YOUR INSTRUCTIONS - Among the entries, which lines carry the string "ylabel"? Copy each of them.

EXTRACTED DATA -
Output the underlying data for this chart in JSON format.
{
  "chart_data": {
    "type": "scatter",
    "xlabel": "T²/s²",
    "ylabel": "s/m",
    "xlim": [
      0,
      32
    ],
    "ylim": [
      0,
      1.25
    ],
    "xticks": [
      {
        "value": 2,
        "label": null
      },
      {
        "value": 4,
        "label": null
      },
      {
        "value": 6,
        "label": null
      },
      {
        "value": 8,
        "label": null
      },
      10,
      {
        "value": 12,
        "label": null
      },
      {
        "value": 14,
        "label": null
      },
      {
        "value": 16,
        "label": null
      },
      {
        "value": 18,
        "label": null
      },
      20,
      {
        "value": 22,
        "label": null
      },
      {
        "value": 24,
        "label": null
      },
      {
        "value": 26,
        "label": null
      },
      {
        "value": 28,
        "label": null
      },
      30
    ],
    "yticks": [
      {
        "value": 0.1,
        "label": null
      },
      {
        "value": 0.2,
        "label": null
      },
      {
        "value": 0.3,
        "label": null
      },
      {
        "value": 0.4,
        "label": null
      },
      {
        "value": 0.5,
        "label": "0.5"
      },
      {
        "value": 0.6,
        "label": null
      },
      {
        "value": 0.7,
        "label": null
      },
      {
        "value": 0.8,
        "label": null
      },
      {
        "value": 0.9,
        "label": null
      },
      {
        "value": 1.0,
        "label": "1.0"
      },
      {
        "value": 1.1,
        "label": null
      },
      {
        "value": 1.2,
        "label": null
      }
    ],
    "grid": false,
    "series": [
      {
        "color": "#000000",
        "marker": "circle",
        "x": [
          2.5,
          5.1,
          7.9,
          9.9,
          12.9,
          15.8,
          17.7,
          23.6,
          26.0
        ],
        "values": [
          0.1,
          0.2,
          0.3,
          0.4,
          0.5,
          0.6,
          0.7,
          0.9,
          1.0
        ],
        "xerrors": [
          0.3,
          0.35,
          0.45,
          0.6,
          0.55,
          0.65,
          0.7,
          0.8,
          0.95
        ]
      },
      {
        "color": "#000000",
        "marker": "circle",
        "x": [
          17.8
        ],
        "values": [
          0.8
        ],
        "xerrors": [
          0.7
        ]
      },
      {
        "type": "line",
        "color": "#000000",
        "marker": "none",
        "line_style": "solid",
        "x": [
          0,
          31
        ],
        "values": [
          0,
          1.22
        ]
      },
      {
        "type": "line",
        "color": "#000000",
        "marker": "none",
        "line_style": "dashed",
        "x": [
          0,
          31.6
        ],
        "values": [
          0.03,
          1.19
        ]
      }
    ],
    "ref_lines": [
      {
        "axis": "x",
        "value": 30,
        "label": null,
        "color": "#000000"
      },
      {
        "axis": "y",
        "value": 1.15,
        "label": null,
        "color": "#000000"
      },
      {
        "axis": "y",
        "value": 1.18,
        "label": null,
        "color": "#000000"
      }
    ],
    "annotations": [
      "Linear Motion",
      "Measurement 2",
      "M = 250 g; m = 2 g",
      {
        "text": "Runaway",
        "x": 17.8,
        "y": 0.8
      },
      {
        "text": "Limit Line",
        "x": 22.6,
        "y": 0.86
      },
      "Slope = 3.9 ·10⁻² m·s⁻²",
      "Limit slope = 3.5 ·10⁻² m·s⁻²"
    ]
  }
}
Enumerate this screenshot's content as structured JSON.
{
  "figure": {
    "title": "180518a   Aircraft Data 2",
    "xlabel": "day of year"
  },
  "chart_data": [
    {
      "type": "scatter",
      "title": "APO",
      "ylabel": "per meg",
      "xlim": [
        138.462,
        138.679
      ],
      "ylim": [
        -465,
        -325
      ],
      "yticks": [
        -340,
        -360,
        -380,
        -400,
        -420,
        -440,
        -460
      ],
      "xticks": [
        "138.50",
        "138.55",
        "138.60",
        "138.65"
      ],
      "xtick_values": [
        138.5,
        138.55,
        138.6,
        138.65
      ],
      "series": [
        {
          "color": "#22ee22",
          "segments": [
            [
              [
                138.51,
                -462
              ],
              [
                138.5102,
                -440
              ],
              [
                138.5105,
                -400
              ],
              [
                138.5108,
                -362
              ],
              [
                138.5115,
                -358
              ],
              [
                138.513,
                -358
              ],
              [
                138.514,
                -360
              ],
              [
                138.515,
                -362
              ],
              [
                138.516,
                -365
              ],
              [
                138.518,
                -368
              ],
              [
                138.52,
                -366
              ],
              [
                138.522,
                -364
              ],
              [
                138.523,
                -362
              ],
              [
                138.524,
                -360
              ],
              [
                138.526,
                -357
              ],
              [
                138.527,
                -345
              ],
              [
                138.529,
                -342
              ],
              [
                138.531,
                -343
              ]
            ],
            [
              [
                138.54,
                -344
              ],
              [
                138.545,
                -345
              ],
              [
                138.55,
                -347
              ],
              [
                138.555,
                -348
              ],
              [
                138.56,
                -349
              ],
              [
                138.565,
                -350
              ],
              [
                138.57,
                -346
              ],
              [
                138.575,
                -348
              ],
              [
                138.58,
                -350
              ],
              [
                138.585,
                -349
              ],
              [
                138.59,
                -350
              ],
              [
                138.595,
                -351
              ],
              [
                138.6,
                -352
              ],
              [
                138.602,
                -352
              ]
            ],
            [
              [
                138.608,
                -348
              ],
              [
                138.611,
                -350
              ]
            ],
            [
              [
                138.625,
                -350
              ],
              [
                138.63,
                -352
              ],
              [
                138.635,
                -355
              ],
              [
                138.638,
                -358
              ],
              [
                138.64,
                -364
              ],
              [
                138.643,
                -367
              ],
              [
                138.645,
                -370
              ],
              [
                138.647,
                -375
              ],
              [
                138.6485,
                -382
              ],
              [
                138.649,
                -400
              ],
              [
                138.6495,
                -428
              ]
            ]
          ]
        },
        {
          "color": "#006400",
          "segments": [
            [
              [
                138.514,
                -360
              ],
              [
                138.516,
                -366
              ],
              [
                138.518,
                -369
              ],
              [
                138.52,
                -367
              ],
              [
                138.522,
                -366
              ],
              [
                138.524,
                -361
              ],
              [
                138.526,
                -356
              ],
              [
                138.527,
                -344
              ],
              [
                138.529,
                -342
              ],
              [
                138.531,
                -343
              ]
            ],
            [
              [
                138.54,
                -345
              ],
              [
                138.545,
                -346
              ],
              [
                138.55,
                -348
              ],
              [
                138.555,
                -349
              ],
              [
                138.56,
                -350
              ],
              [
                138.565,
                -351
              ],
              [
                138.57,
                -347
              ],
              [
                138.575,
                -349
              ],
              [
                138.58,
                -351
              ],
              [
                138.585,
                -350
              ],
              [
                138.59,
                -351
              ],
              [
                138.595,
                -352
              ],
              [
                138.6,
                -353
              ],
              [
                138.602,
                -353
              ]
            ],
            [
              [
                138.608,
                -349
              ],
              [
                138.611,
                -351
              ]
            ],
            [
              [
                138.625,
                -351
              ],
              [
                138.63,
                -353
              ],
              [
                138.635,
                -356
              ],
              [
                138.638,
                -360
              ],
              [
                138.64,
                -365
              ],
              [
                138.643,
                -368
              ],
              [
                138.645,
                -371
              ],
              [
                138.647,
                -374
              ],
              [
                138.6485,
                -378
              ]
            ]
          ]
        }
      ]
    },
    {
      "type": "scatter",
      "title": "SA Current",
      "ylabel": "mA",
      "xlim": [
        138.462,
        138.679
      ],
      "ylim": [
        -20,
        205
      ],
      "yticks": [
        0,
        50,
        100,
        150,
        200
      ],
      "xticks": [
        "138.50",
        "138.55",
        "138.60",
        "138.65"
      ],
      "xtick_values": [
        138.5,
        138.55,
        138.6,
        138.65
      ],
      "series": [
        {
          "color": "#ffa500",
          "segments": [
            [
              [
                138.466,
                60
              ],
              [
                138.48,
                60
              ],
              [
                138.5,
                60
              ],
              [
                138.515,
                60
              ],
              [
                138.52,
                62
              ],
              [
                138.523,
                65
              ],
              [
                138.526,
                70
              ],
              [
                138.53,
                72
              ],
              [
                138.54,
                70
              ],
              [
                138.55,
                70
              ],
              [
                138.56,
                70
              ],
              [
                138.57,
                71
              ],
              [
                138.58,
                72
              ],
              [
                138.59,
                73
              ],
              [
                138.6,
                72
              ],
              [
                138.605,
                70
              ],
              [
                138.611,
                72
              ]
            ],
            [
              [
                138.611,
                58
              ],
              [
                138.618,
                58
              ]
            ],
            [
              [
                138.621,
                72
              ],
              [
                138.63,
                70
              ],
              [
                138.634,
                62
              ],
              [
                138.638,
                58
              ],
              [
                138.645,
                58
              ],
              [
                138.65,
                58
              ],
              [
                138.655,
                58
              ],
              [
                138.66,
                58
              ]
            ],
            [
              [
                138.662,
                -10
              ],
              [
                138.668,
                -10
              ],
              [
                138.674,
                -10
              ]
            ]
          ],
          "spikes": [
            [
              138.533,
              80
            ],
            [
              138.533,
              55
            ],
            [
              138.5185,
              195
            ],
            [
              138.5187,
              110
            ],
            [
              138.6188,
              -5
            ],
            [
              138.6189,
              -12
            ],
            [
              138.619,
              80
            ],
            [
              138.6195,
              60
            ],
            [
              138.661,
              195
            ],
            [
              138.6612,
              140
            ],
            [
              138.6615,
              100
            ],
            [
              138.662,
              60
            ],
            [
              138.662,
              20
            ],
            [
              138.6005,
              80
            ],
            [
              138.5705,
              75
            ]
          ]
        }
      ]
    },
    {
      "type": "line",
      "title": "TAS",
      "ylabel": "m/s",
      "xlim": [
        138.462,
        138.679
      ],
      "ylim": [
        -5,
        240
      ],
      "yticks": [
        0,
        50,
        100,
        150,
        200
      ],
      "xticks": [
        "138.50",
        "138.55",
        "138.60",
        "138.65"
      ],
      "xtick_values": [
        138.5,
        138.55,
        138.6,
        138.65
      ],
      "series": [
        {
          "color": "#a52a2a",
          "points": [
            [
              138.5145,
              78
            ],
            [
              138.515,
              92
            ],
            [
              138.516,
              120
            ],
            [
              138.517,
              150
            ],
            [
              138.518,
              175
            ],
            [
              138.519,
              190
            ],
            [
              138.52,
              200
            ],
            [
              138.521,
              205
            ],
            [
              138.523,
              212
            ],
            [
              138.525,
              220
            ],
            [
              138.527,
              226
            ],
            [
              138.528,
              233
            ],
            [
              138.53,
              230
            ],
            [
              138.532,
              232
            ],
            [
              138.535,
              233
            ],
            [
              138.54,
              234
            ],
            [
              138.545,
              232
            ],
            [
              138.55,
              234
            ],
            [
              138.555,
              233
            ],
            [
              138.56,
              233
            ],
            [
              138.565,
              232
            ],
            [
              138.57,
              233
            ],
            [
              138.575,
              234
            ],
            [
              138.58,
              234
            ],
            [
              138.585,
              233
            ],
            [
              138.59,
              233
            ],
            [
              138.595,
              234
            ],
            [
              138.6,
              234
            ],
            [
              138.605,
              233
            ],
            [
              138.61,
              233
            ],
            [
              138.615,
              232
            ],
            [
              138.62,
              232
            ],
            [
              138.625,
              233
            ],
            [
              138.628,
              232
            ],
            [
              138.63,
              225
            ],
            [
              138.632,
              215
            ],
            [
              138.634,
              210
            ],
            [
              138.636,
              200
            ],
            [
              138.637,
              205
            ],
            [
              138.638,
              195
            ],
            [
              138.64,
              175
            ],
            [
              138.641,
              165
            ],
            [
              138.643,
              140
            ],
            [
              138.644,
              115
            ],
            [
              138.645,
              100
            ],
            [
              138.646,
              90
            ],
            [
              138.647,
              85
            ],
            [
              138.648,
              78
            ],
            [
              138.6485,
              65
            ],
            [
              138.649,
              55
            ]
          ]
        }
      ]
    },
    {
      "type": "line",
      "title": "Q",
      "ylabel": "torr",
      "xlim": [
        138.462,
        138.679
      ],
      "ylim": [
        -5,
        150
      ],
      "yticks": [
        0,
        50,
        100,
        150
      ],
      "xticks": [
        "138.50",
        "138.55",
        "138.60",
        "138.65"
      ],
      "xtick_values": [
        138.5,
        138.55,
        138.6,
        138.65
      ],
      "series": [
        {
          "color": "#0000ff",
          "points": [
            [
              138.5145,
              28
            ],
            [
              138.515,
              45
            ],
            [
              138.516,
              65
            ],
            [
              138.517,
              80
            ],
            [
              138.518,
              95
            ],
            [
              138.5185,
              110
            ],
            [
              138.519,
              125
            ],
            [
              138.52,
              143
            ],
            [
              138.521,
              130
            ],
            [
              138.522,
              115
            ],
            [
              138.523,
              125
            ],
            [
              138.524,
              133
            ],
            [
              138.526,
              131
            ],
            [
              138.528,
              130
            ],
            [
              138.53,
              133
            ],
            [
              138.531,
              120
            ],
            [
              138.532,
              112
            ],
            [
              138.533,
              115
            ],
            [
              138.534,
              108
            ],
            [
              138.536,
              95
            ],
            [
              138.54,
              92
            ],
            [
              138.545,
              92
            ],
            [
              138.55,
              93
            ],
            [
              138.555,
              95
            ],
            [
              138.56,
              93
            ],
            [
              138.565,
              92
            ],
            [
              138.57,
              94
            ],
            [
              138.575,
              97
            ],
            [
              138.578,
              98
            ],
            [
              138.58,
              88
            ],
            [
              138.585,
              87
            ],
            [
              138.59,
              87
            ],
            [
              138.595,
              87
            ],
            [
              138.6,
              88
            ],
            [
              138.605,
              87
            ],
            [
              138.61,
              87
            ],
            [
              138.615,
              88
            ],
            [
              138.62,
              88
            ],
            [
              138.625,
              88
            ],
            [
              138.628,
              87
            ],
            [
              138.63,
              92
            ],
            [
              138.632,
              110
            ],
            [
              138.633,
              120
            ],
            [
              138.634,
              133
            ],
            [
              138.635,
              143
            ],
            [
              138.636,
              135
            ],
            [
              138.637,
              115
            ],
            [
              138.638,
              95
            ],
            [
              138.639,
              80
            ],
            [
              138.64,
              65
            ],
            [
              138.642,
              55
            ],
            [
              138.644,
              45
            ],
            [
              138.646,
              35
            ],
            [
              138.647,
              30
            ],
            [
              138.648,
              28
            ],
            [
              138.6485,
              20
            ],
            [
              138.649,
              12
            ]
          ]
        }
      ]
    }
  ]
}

RESULT FOR THIS EXERCISE -
    "ylabel": "s/m",
      "ylabel": "per meg",
      "ylabel": "mA",
      "ylabel": "m/s",
      "ylabel": "torr",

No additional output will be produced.